## BEGIN

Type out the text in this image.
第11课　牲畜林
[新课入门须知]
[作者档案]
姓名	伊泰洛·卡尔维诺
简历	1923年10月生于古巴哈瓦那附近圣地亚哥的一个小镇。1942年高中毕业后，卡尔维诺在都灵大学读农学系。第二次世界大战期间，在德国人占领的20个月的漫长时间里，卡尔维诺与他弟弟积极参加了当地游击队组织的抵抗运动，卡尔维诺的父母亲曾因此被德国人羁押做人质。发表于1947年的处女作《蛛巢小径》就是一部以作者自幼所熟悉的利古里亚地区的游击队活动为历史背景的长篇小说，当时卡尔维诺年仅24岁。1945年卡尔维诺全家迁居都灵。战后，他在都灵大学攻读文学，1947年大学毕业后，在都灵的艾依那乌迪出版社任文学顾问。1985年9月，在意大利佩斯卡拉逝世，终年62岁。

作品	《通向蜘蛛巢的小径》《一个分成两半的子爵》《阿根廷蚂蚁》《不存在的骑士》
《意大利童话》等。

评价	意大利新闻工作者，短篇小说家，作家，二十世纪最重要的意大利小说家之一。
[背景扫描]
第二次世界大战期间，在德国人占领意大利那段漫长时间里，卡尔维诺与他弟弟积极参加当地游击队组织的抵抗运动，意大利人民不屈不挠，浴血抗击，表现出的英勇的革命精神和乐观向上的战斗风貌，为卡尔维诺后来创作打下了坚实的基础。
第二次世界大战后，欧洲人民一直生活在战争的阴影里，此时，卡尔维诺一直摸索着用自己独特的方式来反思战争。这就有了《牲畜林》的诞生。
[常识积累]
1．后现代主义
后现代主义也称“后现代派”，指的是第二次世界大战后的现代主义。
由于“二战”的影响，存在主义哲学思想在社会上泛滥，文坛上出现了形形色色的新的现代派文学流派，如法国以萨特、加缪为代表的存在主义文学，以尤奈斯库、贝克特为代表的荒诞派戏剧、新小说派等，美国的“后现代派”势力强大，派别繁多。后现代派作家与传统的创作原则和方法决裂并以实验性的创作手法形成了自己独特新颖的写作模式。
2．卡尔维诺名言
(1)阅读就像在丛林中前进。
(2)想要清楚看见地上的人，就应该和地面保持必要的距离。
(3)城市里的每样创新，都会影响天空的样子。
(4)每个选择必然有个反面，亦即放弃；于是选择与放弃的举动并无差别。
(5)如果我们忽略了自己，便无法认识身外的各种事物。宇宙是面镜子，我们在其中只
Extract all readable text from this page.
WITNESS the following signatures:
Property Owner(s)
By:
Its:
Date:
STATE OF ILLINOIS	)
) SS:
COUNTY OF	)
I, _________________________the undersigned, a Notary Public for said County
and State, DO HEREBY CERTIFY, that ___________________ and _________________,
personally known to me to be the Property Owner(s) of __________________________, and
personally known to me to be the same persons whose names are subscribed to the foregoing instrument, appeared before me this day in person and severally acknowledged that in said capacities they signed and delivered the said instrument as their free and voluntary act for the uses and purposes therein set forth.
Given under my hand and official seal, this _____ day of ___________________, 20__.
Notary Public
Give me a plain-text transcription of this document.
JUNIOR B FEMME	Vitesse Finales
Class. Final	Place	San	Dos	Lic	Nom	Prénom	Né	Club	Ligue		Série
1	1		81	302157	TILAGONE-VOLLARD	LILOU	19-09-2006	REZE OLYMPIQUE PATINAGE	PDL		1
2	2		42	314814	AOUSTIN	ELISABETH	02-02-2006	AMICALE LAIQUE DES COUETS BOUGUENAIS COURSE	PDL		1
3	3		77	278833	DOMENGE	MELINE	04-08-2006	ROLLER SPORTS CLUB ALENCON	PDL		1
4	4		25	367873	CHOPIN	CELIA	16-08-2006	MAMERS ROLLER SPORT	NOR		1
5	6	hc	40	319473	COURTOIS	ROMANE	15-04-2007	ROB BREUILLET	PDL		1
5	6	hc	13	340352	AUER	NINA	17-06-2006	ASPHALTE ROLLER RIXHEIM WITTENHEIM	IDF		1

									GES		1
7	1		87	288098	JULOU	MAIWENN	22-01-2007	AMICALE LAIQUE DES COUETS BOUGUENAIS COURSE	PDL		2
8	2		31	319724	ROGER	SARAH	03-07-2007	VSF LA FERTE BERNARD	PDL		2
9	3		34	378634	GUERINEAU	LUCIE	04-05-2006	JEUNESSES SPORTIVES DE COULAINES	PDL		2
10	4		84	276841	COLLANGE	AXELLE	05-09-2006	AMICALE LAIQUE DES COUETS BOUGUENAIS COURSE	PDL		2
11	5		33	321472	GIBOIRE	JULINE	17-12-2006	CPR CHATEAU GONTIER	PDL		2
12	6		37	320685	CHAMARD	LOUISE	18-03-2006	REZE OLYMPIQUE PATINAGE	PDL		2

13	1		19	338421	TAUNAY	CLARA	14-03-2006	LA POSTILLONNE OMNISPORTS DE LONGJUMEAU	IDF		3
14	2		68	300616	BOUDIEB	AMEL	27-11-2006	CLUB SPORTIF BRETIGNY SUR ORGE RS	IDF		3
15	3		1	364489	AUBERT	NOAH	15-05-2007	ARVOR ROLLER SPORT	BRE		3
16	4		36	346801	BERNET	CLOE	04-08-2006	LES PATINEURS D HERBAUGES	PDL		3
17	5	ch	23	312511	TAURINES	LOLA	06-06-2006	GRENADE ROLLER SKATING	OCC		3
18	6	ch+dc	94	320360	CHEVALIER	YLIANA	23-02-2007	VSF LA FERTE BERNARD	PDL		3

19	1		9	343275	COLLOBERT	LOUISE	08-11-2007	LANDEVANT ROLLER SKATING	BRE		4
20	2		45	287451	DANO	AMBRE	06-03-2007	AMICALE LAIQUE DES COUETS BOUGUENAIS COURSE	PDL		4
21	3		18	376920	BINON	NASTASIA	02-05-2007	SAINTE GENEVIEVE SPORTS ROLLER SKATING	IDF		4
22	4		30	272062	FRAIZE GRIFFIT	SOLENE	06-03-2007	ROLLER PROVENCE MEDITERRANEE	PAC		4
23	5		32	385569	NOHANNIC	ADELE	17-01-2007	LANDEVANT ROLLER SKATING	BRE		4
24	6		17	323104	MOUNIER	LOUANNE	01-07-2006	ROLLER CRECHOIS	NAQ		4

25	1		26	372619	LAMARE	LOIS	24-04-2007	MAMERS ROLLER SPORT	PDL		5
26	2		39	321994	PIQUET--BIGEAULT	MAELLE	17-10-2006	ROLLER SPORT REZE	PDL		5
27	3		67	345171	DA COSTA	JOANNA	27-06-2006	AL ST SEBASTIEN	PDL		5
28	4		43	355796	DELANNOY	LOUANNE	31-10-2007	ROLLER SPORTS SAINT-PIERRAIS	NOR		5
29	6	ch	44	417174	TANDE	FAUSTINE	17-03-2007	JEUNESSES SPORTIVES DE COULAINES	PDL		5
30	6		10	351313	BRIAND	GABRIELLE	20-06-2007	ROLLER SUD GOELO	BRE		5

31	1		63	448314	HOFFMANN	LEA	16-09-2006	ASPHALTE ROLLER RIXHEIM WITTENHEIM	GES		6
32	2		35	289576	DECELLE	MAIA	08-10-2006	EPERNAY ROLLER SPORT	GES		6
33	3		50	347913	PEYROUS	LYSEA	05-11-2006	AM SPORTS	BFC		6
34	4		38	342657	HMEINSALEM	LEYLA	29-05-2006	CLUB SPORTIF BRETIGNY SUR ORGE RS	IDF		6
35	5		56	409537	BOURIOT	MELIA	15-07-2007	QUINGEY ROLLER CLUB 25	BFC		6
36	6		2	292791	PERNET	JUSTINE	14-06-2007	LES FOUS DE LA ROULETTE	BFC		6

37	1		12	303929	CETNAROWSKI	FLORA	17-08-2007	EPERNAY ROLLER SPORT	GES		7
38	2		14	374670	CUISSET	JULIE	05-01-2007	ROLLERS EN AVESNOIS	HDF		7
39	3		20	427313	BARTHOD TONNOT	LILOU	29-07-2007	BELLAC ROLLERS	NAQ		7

## END

Of the lines in the material, how many contain the word "Public"? Reply with the number and nothing else.

2